Excerpt from a dataset

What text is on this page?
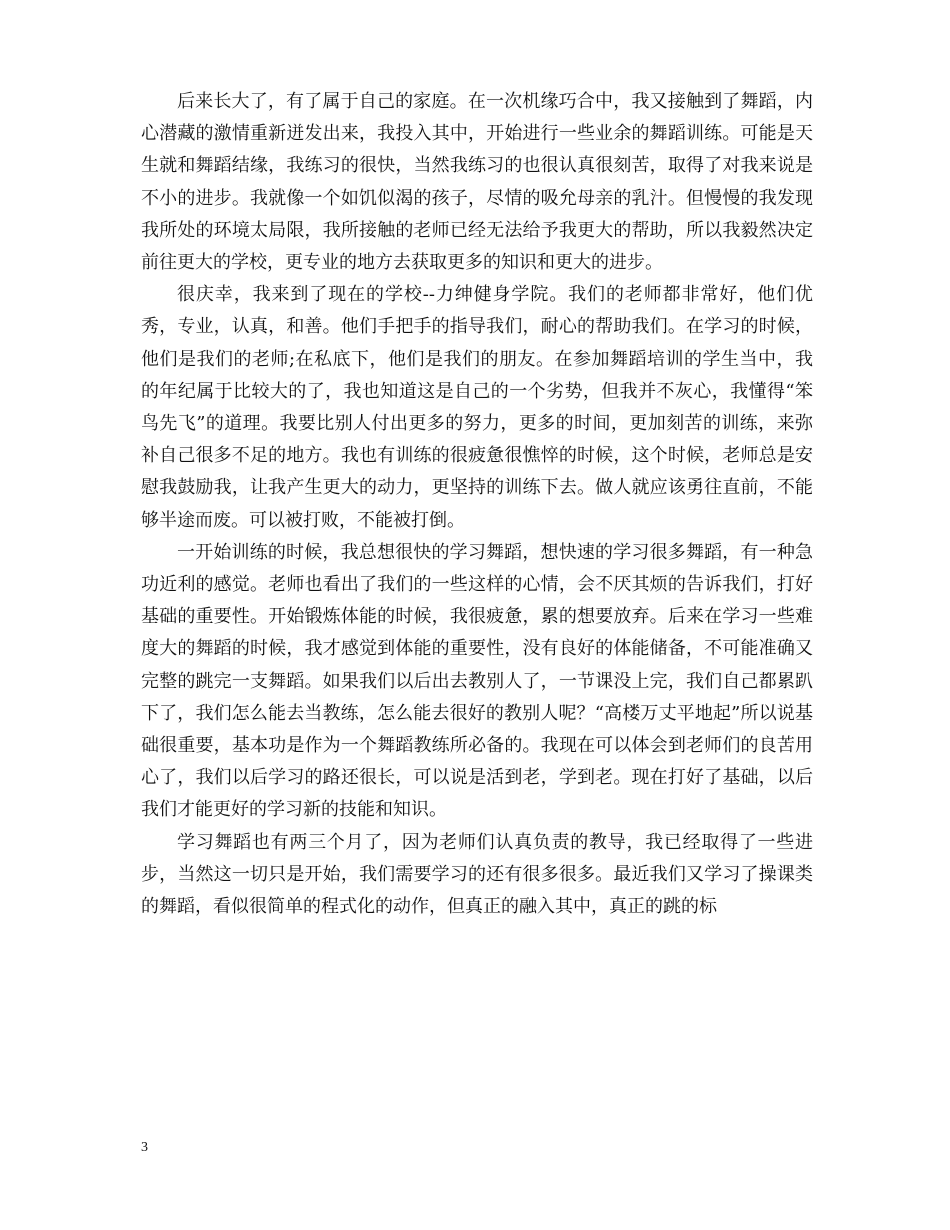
后来长大了，有了属于自己的家庭。在一次机缘巧合中，我又接触到了舞蹈，内心潜藏的激情重新迸发出来，我投入其中，开始进行一些业余的舞蹈训练。可能是天生就和舞蹈结缘，我练习的很快，当然我练习的也很认真很刻苦，取得了对我来说是不小的进步。我就像一个如饥似渴的孩子，尽情的吸允母亲的乳汁。但慢慢的我发现我所处的环境太局限，我所接触的老师已经无法给予我更大的帮助，所以我毅然决定前往更大的学校，更专业的地方去获取更多的知识和更大的进步。

很庆幸，我来到了现在的学校--力绅健身学院。我们的老师都非常好，他们优秀，专业，认真，和善。他们手把手的指导我们，耐心的帮助我们。在学习的时候，他们是我们的老师;在私底下，他们是我们的朋友。在参加舞蹈培训的学生当中，我的年纪属于比较大的了，我也知道这是自己的一个劣势，但我并不灰心，我懂得“笨鸟先飞”的道理。我要比别人付出更多的努力，更多的时间，更加刻苦的训练，来弥补自己很多不足的地方。我也有训练的很疲惫很憔悴的时候，这个时候，老师总是安慰我鼓励我，让我产生更大的动力，更坚持的训练下去。做人就应该勇往直前，不能够半途而废。可以被打败，不能被打倒。

一开始训练的时候，我总想很快的学习舞蹈，想快速的学习很多舞蹈，有一种急功近利的感觉。老师也看出了我们的一些这样的心情，会不厌其烦的告诉我们，打好基础的重要性。开始锻炼体能的时候，我很疲惫，累的想要放弃。后来在学习一些难度大的舞蹈的时候，我才感觉到体能的重要性，没有良好的体能储备，不可能准确又完整的跳完一支舞蹈。如果我们以后出去教别人了，一节课没上完，我们自己都累趴下了，我们怎么能去当教练，怎么能去很好的教别人呢？“高楼万丈平地起”所以说基础很重要，基本功是作为一个舞蹈教练所必备的。我现在可以体会到老师们的良苦用心了，我们以后学习的路还很长，可以说是活到老，学到老。现在打好了基础，以后我们才能更好的学习新的技能和知识。

学习舞蹈也有两三个月了，因为老师们认真负责的教导，我已经取得了一些进步，当然这一切只是开始，我们需要学习的还有很多很多。最近我们又学习了操课类的舞蹈，看似很简单的程式化的动作，但真正的融入其中，真正的跳的标

3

*The exercise:* Quote every entry exactly, with the pictures omitted.

*Written solution:*
What text is on this page?
后来长大了，有了属于自己的家庭。在一次机缘巧合中，我又接触到了舞蹈，内心潜藏的激情重新迸发出来，我投入其中，开始进行一些业余的舞蹈训练。可能是天生就和舞蹈结缘，我练习的很快，当然我练习的也很认真很刻苦，取得了对我来说是不小的进步。我就像一个如饥似渴的孩子，尽情的吸允母亲的乳汁。但慢慢的我发现我所处的环境太局限，我所接触的老师已经无法给予我更大的帮助，所以我毅然决定前往更大的学校，更专业的地方去获取更多的知识和更大的进步。

很庆幸，我来到了现在的学校--力绅健身学院。我们的老师都非常好，他们优秀，专业，认真，和善。他们手把手的指导我们，耐心的帮助我们。在学习的时候，他们是我们的老师;在私底下，他们是我们的朋友。在参加舞蹈培训的学生当中，我的年纪属于比较大的了，我也知道这是自己的一个劣势，但我并不灰心，我懂得“笨鸟先飞”的道理。我要比别人付出更多的努力，更多的时间，更加刻苦的训练，来弥补自己很多不足的地方。我也有训练的很疲惫很憔悴的时候，这个时候，老师总是安慰我鼓励我，让我产生更大的动力，更坚持的训练下去。做人就应该勇往直前，不能够半途而废。可以被打败，不能被打倒。

一开始训练的时候，我总想很快的学习舞蹈，想快速的学习很多舞蹈，有一种急功近利的感觉。老师也看出了我们的一些这样的心情，会不厌其烦的告诉我们，打好基础的重要性。开始锻炼体能的时候，我很疲惫，累的想要放弃。后来在学习一些难度大的舞蹈的时候，我才感觉到体能的重要性，没有良好的体能储备，不可能准确又完整的跳完一支舞蹈。如果我们以后出去教别人了，一节课没上完，我们自己都累趴下了，我们怎么能去当教练，怎么能去很好的教别人呢？“高楼万丈平地起”所以说基础很重要，基本功是作为一个舞蹈教练所必备的。我现在可以体会到老师们的良苦用心了，我们以后学习的路还很长，可以说是活到老，学到老。现在打好了基础，以后我们才能更好的学习新的技能和知识。

学习舞蹈也有两三个月了，因为老师们认真负责的教导，我已经取得了一些进步，当然这一切只是开始，我们需要学习的还有很多很多。最近我们又学习了操课类的舞蹈，看似很简单的程式化的动作，但真正的融入其中，真正的跳的标

3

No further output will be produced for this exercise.